- [TASK PROMPT]: Find how many lines hold the word "Pratama" and give that number only.

- [ROWS]:
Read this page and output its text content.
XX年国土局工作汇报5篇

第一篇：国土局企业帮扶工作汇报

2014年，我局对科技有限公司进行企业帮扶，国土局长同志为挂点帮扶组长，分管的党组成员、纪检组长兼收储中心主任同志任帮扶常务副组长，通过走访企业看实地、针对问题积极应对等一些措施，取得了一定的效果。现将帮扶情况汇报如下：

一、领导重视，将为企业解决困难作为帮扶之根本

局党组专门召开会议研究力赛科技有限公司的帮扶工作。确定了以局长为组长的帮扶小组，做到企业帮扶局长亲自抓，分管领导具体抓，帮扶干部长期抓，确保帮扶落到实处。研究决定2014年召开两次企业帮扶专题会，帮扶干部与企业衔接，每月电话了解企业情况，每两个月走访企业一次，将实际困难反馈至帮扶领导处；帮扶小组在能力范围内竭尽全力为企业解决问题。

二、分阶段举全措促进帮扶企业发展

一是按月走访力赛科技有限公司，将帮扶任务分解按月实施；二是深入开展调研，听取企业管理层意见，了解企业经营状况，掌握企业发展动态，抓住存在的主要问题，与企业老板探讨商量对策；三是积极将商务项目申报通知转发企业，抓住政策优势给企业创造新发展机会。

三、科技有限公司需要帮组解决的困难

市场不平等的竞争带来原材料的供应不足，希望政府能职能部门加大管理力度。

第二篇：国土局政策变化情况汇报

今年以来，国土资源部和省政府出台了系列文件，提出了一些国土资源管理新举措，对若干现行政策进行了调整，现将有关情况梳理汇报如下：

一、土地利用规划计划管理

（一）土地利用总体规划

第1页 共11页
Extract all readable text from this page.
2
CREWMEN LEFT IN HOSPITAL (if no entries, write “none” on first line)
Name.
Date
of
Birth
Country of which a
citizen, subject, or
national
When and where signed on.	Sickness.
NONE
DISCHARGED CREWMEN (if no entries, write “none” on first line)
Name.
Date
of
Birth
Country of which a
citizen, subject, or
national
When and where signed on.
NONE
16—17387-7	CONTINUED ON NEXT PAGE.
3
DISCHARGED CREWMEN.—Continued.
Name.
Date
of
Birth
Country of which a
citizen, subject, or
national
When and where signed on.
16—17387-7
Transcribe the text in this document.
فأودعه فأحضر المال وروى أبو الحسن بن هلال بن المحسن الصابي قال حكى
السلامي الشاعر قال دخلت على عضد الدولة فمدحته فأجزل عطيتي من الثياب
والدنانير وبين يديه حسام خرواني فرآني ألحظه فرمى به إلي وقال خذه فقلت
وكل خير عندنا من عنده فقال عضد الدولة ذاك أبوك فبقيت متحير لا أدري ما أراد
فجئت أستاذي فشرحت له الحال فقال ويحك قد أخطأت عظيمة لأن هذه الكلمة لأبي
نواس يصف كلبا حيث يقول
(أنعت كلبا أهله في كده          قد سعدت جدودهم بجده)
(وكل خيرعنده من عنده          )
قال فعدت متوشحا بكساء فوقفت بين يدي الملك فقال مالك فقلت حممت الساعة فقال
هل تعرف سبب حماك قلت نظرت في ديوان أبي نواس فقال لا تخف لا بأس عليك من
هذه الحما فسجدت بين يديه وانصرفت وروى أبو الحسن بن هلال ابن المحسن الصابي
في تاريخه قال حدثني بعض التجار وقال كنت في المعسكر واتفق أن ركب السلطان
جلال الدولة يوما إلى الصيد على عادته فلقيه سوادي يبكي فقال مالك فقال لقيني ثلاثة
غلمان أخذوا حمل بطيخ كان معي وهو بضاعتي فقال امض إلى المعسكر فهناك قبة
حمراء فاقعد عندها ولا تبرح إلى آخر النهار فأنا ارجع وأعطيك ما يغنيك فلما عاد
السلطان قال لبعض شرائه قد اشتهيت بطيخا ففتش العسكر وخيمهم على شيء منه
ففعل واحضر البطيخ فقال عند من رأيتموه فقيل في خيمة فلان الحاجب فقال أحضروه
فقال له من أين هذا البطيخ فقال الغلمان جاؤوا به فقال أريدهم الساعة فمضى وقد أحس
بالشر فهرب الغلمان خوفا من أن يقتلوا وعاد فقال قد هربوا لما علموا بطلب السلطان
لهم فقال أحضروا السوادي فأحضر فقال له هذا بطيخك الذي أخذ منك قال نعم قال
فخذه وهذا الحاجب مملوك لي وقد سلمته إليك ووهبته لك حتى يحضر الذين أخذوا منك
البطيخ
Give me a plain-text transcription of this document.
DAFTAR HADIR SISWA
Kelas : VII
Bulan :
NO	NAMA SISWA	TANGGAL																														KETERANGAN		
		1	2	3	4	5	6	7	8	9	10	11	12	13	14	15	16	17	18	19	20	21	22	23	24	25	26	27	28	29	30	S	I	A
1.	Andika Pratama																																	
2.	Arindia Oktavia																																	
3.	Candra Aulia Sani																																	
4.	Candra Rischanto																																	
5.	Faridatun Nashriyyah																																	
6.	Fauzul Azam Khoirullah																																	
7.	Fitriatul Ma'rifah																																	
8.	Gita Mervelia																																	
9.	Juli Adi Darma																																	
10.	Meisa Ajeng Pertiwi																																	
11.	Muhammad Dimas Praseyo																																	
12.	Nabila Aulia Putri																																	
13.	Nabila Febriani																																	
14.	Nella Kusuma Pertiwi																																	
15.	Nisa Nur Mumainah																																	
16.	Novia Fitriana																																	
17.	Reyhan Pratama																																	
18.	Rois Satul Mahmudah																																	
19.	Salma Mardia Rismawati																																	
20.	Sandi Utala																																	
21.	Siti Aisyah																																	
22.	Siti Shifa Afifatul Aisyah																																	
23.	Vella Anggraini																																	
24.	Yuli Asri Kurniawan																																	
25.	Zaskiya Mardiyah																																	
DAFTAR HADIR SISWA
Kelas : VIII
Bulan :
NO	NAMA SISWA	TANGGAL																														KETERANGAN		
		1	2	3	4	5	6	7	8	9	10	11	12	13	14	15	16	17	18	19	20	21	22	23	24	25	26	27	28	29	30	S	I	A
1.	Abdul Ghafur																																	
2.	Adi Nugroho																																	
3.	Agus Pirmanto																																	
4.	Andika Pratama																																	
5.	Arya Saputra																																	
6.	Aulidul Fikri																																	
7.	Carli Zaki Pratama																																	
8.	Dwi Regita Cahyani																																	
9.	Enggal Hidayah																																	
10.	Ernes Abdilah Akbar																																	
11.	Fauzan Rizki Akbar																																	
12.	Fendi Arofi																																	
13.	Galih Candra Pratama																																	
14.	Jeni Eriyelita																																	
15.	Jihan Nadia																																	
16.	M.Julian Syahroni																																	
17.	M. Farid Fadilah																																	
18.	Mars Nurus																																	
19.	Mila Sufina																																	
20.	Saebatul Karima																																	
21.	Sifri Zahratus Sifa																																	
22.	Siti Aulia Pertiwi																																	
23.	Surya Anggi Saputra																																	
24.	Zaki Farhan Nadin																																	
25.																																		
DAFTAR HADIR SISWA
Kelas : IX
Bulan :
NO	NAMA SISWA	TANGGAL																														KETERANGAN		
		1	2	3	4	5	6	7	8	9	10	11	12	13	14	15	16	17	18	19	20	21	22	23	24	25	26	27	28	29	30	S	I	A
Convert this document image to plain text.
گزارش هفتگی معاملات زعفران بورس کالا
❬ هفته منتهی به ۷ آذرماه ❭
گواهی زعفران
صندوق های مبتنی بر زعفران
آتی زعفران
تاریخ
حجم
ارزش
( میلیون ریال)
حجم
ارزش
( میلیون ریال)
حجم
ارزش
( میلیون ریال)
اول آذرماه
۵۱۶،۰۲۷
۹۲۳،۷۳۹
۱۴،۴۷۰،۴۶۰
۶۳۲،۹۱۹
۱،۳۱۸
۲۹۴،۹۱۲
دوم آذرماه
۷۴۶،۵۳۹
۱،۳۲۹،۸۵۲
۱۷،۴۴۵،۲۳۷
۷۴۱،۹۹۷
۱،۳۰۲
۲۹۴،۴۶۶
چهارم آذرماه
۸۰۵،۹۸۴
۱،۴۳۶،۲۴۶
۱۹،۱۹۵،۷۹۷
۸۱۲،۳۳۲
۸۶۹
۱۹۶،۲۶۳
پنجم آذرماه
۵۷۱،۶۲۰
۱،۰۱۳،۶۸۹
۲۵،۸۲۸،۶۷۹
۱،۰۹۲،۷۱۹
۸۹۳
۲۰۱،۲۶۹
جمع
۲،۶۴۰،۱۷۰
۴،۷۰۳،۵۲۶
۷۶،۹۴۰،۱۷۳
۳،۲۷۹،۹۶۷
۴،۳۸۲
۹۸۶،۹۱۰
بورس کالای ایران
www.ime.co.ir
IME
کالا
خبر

- [TASK ANSWER]: 5